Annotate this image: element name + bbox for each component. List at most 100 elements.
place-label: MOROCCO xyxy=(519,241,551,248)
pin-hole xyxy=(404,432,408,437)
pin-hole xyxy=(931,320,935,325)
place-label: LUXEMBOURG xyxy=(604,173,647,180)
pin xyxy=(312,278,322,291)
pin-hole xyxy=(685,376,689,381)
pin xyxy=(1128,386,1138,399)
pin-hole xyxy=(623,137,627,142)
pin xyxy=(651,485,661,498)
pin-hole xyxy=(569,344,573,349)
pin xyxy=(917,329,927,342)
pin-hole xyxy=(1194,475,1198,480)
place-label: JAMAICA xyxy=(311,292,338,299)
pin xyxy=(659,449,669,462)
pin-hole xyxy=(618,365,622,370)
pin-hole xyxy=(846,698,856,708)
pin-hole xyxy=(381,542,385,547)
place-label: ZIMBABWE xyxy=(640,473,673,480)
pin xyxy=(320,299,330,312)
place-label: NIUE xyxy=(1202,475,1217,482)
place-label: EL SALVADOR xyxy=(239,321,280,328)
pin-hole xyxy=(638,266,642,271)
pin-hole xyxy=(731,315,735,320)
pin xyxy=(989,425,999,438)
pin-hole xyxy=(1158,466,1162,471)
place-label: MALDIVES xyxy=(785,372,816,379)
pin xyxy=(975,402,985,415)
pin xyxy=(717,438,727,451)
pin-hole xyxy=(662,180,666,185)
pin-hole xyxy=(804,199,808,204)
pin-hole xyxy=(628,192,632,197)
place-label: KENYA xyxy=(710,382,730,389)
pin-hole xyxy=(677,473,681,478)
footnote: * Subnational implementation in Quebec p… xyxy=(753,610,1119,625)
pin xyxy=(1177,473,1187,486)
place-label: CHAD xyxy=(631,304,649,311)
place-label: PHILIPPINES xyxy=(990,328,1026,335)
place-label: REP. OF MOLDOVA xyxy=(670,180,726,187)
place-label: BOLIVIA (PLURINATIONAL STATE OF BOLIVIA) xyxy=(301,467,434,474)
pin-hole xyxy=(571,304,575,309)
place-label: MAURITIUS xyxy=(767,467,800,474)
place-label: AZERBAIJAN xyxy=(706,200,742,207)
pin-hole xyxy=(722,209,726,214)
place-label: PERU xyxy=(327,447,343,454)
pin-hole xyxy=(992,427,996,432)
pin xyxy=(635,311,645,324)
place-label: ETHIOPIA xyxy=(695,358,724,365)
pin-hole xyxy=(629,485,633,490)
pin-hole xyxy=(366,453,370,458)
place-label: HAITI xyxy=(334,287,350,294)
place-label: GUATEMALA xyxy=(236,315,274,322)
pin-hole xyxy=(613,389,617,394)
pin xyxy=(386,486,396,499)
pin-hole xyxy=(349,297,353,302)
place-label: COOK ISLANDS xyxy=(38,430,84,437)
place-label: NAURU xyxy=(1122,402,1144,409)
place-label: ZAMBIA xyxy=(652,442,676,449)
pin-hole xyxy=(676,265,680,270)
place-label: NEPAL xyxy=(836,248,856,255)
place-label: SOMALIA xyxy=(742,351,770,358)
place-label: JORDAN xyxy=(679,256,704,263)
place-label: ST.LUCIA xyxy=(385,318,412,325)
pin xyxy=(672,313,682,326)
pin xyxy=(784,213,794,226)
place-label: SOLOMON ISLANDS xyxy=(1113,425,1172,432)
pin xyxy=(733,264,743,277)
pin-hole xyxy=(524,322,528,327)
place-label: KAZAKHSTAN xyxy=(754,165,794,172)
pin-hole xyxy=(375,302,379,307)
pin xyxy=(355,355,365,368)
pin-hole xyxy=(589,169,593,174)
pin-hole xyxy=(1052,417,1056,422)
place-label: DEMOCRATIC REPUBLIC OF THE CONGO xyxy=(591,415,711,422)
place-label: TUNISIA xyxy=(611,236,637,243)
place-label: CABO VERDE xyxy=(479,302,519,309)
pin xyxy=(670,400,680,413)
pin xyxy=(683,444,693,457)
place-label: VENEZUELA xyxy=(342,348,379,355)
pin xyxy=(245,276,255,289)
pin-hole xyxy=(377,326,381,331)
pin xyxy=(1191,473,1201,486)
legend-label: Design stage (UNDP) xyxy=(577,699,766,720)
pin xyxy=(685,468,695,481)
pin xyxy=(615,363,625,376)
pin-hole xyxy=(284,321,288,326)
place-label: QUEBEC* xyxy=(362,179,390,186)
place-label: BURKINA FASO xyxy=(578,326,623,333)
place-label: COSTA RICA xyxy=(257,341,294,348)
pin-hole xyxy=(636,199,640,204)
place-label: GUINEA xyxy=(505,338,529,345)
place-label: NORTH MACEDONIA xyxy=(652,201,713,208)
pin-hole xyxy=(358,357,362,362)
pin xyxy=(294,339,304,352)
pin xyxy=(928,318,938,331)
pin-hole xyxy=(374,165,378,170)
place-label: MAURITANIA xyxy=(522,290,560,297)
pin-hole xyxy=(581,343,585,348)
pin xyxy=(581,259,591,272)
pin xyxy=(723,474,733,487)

____________________

* [Task prompt] Reproduce the lines above verbatim.

* [Solution to this problem]
Annotate this image: element name + bbox for each component. List at most 100 elements.
place-label: MOROCCO xyxy=(519,241,551,248)
pin-hole xyxy=(404,432,408,437)
pin-hole xyxy=(931,320,935,325)
place-label: LUXEMBOURG xyxy=(604,173,647,180)
pin xyxy=(312,278,322,291)
pin-hole xyxy=(685,376,689,381)
pin xyxy=(1128,386,1138,399)
pin-hole xyxy=(623,137,627,142)
pin xyxy=(651,485,661,498)
pin-hole xyxy=(569,344,573,349)
pin xyxy=(917,329,927,342)
pin-hole xyxy=(1194,475,1198,480)
place-label: JAMAICA xyxy=(311,292,338,299)
pin xyxy=(659,449,669,462)
pin-hole xyxy=(618,365,622,370)
pin-hole xyxy=(846,698,856,708)
pin-hole xyxy=(381,542,385,547)
place-label: ZIMBABWE xyxy=(640,473,673,480)
pin xyxy=(320,299,330,312)
place-label: NIUE xyxy=(1202,475,1217,482)
place-label: EL SALVADOR xyxy=(239,321,280,328)
pin-hole xyxy=(638,266,642,271)
pin-hole xyxy=(731,315,735,320)
pin xyxy=(989,425,999,438)
pin-hole xyxy=(1158,466,1162,471)
place-label: MALDIVES xyxy=(785,372,816,379)
pin xyxy=(975,402,985,415)
pin xyxy=(717,438,727,451)
pin-hole xyxy=(662,180,666,185)
pin-hole xyxy=(804,199,808,204)
pin-hole xyxy=(628,192,632,197)
place-label: KENYA xyxy=(710,382,730,389)
pin-hole xyxy=(677,473,681,478)
footnote: * Subnational implementation in Quebec p… xyxy=(753,610,1119,625)
pin xyxy=(1177,473,1187,486)
place-label: CHAD xyxy=(631,304,649,311)
place-label: PHILIPPINES xyxy=(990,328,1026,335)
place-label: REP. OF MOLDOVA xyxy=(670,180,726,187)
place-label: BOLIVIA (PLURINATIONAL STATE OF BOLIVIA) xyxy=(301,467,434,474)
pin-hole xyxy=(571,304,575,309)
place-label: MAURITIUS xyxy=(767,467,800,474)
place-label: AZERBAIJAN xyxy=(706,200,742,207)
pin-hole xyxy=(722,209,726,214)
place-label: PERU xyxy=(327,447,343,454)
pin-hole xyxy=(992,427,996,432)
pin xyxy=(635,311,645,324)
place-label: ETHIOPIA xyxy=(695,358,724,365)
pin-hole xyxy=(629,485,633,490)
pin-hole xyxy=(366,453,370,458)
place-label: HAITI xyxy=(334,287,350,294)
place-label: GUATEMALA xyxy=(236,315,274,322)
pin-hole xyxy=(613,389,617,394)
pin xyxy=(386,486,396,499)
pin-hole xyxy=(349,297,353,302)
place-label: COOK ISLANDS xyxy=(38,430,84,437)
place-label: NAURU xyxy=(1122,402,1144,409)
place-label: ZAMBIA xyxy=(652,442,676,449)
pin-hole xyxy=(676,265,680,270)
place-label: NEPAL xyxy=(836,248,856,255)
place-label: SOMALIA xyxy=(742,351,770,358)
place-label: JORDAN xyxy=(679,256,704,263)
place-label: ST.LUCIA xyxy=(385,318,412,325)
pin xyxy=(672,313,682,326)
pin xyxy=(784,213,794,226)
place-label: SOLOMON ISLANDS xyxy=(1113,425,1172,432)
pin xyxy=(733,264,743,277)
pin-hole xyxy=(524,322,528,327)
place-label: KAZAKHSTAN xyxy=(754,165,794,172)
pin-hole xyxy=(375,302,379,307)
pin xyxy=(355,355,365,368)
pin-hole xyxy=(589,169,593,174)
pin-hole xyxy=(1052,417,1056,422)
place-label: DEMOCRATIC REPUBLIC OF THE CONGO xyxy=(591,415,711,422)
place-label: TUNISIA xyxy=(611,236,637,243)
place-label: CABO VERDE xyxy=(479,302,519,309)
pin xyxy=(670,400,680,413)
pin xyxy=(683,444,693,457)
place-label: VENEZUELA xyxy=(342,348,379,355)
pin xyxy=(245,276,255,289)
pin-hole xyxy=(377,326,381,331)
pin xyxy=(1191,473,1201,486)
legend-label: Design stage (UNDP) xyxy=(577,699,766,720)
pin xyxy=(685,468,695,481)
pin xyxy=(615,363,625,376)
pin-hole xyxy=(284,321,288,326)
place-label: QUEBEC* xyxy=(362,179,390,186)
place-label: BURKINA FASO xyxy=(578,326,623,333)
place-label: COSTA RICA xyxy=(257,341,294,348)
pin-hole xyxy=(636,199,640,204)
place-label: GUINEA xyxy=(505,338,529,345)
place-label: NORTH MACEDONIA xyxy=(652,201,713,208)
pin-hole xyxy=(358,357,362,362)
pin xyxy=(294,339,304,352)
pin xyxy=(928,318,938,331)
pin-hole xyxy=(374,165,378,170)
place-label: MAURITANIA xyxy=(522,290,560,297)
pin-hole xyxy=(581,343,585,348)
pin xyxy=(581,259,591,272)
pin xyxy=(723,474,733,487)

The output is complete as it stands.